(Records from a collection)
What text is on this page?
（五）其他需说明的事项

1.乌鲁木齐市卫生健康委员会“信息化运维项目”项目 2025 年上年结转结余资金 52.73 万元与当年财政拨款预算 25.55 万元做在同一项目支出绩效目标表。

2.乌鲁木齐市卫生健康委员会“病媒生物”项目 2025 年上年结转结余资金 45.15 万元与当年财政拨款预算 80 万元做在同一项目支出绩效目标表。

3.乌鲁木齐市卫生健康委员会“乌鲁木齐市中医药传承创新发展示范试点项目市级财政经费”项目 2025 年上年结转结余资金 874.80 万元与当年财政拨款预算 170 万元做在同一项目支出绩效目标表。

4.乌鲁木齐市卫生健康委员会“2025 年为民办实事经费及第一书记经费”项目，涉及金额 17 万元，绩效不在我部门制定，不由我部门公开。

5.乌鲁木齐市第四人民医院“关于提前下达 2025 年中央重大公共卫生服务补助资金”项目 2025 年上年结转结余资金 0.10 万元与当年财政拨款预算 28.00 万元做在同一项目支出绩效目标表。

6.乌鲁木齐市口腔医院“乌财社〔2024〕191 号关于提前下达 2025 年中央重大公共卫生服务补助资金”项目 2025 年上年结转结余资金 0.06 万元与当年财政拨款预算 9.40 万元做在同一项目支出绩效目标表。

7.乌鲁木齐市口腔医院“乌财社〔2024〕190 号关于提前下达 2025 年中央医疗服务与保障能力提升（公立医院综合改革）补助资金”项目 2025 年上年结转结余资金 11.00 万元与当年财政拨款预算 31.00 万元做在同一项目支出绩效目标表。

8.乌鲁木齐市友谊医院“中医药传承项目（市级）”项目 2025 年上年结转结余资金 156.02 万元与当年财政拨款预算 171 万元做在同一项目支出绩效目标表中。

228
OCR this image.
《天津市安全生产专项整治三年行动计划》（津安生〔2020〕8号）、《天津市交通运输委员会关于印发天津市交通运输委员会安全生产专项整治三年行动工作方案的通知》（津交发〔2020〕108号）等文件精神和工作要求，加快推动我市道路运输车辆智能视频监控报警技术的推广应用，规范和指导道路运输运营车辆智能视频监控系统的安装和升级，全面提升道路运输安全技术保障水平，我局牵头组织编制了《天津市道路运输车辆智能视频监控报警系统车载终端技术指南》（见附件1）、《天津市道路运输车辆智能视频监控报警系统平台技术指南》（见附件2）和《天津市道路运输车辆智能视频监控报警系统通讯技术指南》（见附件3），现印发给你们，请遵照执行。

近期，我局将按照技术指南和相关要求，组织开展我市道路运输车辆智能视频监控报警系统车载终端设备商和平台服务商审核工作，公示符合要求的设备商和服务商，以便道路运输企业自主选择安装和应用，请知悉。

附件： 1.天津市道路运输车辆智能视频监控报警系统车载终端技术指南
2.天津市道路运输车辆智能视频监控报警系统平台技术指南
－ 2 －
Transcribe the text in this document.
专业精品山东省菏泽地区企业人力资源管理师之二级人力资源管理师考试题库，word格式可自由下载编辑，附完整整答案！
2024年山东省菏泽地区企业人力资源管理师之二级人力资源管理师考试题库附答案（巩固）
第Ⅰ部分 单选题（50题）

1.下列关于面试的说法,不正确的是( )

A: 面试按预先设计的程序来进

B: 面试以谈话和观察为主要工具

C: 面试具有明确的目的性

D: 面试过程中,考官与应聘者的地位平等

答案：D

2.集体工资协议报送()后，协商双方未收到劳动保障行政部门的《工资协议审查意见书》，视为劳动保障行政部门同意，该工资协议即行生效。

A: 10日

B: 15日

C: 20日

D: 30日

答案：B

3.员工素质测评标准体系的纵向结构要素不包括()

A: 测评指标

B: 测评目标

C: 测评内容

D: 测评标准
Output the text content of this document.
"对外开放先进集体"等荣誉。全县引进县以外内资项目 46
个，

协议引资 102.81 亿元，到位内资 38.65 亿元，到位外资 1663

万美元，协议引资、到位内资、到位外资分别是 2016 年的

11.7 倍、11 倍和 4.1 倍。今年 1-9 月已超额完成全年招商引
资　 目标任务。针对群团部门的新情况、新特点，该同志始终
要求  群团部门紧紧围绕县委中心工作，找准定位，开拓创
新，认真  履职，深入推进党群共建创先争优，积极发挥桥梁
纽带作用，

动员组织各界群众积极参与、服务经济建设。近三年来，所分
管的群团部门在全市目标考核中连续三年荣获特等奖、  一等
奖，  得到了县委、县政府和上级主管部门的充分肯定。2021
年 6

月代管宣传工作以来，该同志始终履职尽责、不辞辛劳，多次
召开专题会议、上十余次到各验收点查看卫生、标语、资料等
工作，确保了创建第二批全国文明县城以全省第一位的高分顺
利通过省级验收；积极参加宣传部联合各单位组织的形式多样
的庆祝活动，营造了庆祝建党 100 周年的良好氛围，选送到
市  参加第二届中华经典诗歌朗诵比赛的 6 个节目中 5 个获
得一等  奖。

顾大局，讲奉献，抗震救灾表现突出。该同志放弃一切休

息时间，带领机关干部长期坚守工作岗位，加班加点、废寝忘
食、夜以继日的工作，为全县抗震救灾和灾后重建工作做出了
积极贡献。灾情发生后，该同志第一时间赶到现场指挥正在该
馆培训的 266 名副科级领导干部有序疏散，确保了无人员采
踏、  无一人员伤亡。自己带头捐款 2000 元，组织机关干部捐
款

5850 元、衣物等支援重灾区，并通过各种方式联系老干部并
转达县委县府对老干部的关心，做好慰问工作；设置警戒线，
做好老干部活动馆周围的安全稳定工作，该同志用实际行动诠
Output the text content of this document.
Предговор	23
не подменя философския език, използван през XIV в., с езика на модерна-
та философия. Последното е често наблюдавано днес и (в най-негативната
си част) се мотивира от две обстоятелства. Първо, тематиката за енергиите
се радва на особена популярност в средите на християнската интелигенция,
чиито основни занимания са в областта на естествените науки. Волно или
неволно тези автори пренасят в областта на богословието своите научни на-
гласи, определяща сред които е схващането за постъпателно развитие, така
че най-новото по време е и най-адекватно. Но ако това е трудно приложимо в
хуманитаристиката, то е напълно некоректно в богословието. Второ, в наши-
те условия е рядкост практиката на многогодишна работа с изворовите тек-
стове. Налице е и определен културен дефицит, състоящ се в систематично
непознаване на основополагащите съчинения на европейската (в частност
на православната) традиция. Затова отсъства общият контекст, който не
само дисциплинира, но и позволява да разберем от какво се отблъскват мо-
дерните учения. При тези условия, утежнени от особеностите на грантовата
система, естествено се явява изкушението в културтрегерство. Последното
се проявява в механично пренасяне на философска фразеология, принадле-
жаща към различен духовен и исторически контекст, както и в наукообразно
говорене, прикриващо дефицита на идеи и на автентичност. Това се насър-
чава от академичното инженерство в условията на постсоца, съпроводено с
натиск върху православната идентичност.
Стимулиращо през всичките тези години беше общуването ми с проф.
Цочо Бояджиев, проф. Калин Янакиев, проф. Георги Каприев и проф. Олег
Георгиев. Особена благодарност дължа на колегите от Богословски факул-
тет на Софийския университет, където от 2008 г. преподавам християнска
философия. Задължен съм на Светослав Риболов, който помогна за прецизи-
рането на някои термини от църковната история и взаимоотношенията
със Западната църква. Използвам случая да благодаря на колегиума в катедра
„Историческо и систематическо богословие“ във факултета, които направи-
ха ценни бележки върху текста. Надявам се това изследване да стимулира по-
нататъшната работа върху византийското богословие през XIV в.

Exercise goal: Make an exact copy of the records.

In response:
What text is on this page?
（五）其他需说明的事项

1.乌鲁木齐市卫生健康委员会“信息化运维项目”项目 2025 年上年结转结余资金 52.73 万元与当年财政拨款预算 25.55 万元做在同一项目支出绩效目标表。

2.乌鲁木齐市卫生健康委员会“病媒生物”项目 2025 年上年结转结余资金 45.15 万元与当年财政拨款预算 80 万元做在同一项目支出绩效目标表。

3.乌鲁木齐市卫生健康委员会“乌鲁木齐市中医药传承创新发展示范试点项目市级财政经费”项目 2025 年上年结转结余资金 874.80 万元与当年财政拨款预算 170 万元做在同一项目支出绩效目标表。

4.乌鲁木齐市卫生健康委员会“2025 年为民办实事经费及第一书记经费”项目，涉及金额 17 万元，绩效不在我部门制定，不由我部门公开。

5.乌鲁木齐市第四人民医院“关于提前下达 2025 年中央重大公共卫生服务补助资金”项目 2025 年上年结转结余资金 0.10 万元与当年财政拨款预算 28.00 万元做在同一项目支出绩效目标表。

6.乌鲁木齐市口腔医院“乌财社〔2024〕191 号关于提前下达 2025 年中央重大公共卫生服务补助资金”项目 2025 年上年结转结余资金 0.06 万元与当年财政拨款预算 9.40 万元做在同一项目支出绩效目标表。

7.乌鲁木齐市口腔医院“乌财社〔2024〕190 号关于提前下达 2025 年中央医疗服务与保障能力提升（公立医院综合改革）补助资金”项目 2025 年上年结转结余资金 11.00 万元与当年财政拨款预算 31.00 万元做在同一项目支出绩效目标表。

8.乌鲁木齐市友谊医院“中医药传承项目（市级）”项目 2025 年上年结转结余资金 156.02 万元与当年财政拨款预算 171 万元做在同一项目支出绩效目标表中。

228
OCR this image.
《天津市安全生产专项整治三年行动计划》（津安生〔2020〕8号）、《天津市交通运输委员会关于印发天津市交通运输委员会安全生产专项整治三年行动工作方案的通知》（津交发〔2020〕108号）等文件精神和工作要求，加快推动我市道路运输车辆智能视频监控报警技术的推广应用，规范和指导道路运输运营车辆智能视频监控系统的安装和升级，全面提升道路运输安全技术保障水平，我局牵头组织编制了《天津市道路运输车辆智能视频监控报警系统车载终端技术指南》（见附件1）、《天津市道路运输车辆智能视频监控报警系统平台技术指南》（见附件2）和《天津市道路运输车辆智能视频监控报警系统通讯技术指南》（见附件3），现印发给你们，请遵照执行。

近期，我局将按照技术指南和相关要求，组织开展我市道路运输车辆智能视频监控报警系统车载终端设备商和平台服务商审核工作，公示符合要求的设备商和服务商，以便道路运输企业自主选择安装和应用，请知悉。

附件： 1.天津市道路运输车辆智能视频监控报警系统车载终端技术指南
2.天津市道路运输车辆智能视频监控报警系统平台技术指南
－ 2 －
Transcribe the text in this document.
专业精品山东省菏泽地区企业人力资源管理师之二级人力资源管理师考试题库，word格式可自由下载编辑，附完整整答案！
2024年山东省菏泽地区企业人力资源管理师之二级人力资源管理师考试题库附答案（巩固）
第Ⅰ部分 单选题（50题）

1.下列关于面试的说法,不正确的是( )

A: 面试按预先设计的程序来进

B: 面试以谈话和观察为主要工具

C: 面试具有明确的目的性

D: 面试过程中,考官与应聘者的地位平等

答案：D

2.集体工资协议报送()后，协商双方未收到劳动保障行政部门的《工资协议审查意见书》，视为劳动保障行政部门同意，该工资协议即行生效。

A: 10日

B: 15日

C: 20日

D: 30日

答案：B

3.员工素质测评标准体系的纵向结构要素不包括()

A: 测评指标

B: 测评目标

C: 测评内容

D: 测评标准
Output the text content of this document.
"对外开放先进集体"等荣誉。全县引进县以外内资项目 46
个，

协议引资 102.81 亿元，到位内资 38.65 亿元，到位外资 1663

万美元，协议引资、到位内资、到位外资分别是 2016 年的

11.7 倍、11 倍和 4.1 倍。今年 1-9 月已超额完成全年招商引
资　 目标任务。针对群团部门的新情况、新特点，该同志始终
要求  群团部门紧紧围绕县委中心工作，找准定位，开拓创
新，认真  履职，深入推进党群共建创先争优，积极发挥桥梁
纽带作用，

动员组织各界群众积极参与、服务经济建设。近三年来，所分
管的群团部门在全市目标考核中连续三年荣获特等奖、  一等
奖，  得到了县委、县政府和上级主管部门的充分肯定。2021
年 6

月代管宣传工作以来，该同志始终履职尽责、不辞辛劳，多次
召开专题会议、上十余次到各验收点查看卫生、标语、资料等
工作，确保了创建第二批全国文明县城以全省第一位的高分顺
利通过省级验收；积极参加宣传部联合各单位组织的形式多样
的庆祝活动，营造了庆祝建党 100 周年的良好氛围，选送到
市  参加第二届中华经典诗歌朗诵比赛的 6 个节目中 5 个获
得一等  奖。

顾大局，讲奉献，抗震救灾表现突出。该同志放弃一切休

息时间，带领机关干部长期坚守工作岗位，加班加点、废寝忘
食、夜以继日的工作，为全县抗震救灾和灾后重建工作做出了
积极贡献。灾情发生后，该同志第一时间赶到现场指挥正在该
馆培训的 266 名副科级领导干部有序疏散，确保了无人员采
踏、  无一人员伤亡。自己带头捐款 2000 元，组织机关干部捐
款

5850 元、衣物等支援重灾区，并通过各种方式联系老干部并
转达县委县府对老干部的关心，做好慰问工作；设置警戒线，
做好老干部活动馆周围的安全稳定工作，该同志用实际行动诠
Output the text content of this document.
Предговор	23
не подменя философския език, използван през XIV в., с езика на модерна-
та философия. Последното е често наблюдавано днес и (в най-негативната
си част) се мотивира от две обстоятелства. Първо, тематиката за енергиите
се радва на особена популярност в средите на християнската интелигенция,
чиито основни занимания са в областта на естествените науки. Волно или
неволно тези автори пренасят в областта на богословието своите научни на-
гласи, определяща сред които е схващането за постъпателно развитие, така
че най-новото по време е и най-адекватно. Но ако това е трудно приложимо в
хуманитаристиката, то е напълно некоректно в богословието. Второ, в наши-
те условия е рядкост практиката на многогодишна работа с изворовите тек-
стове. Налице е и определен културен дефицит, състоящ се в систематично
непознаване на основополагащите съчинения на европейската (в частност
на православната) традиция. Затова отсъства общият контекст, който не
само дисциплинира, но и позволява да разберем от какво се отблъскват мо-
дерните учения. При тези условия, утежнени от особеностите на грантовата
система, естествено се явява изкушението в културтрегерство. Последното
се проявява в механично пренасяне на философска фразеология, принадле-
жаща към различен духовен и исторически контекст, както и в наукообразно
говорене, прикриващо дефицита на идеи и на автентичност. Това се насър-
чава от академичното инженерство в условията на постсоца, съпроводено с
натиск върху православната идентичност.
Стимулиращо през всичките тези години беше общуването ми с проф.
Цочо Бояджиев, проф. Калин Янакиев, проф. Георги Каприев и проф. Олег
Георгиев. Особена благодарност дължа на колегите от Богословски факул-
тет на Софийския университет, където от 2008 г. преподавам християнска
философия. Задължен съм на Светослав Риболов, който помогна за прецизи-
рането на някои термини от църковната история и взаимоотношенията
със Западната църква. Използвам случая да благодаря на колегиума в катедра
„Историческо и систематическо богословие“ във факултета, които направи-
ха ценни бележки върху текста. Надявам се това изследване да стимулира по-
нататъшната работа върху византийското богословие през XIV в.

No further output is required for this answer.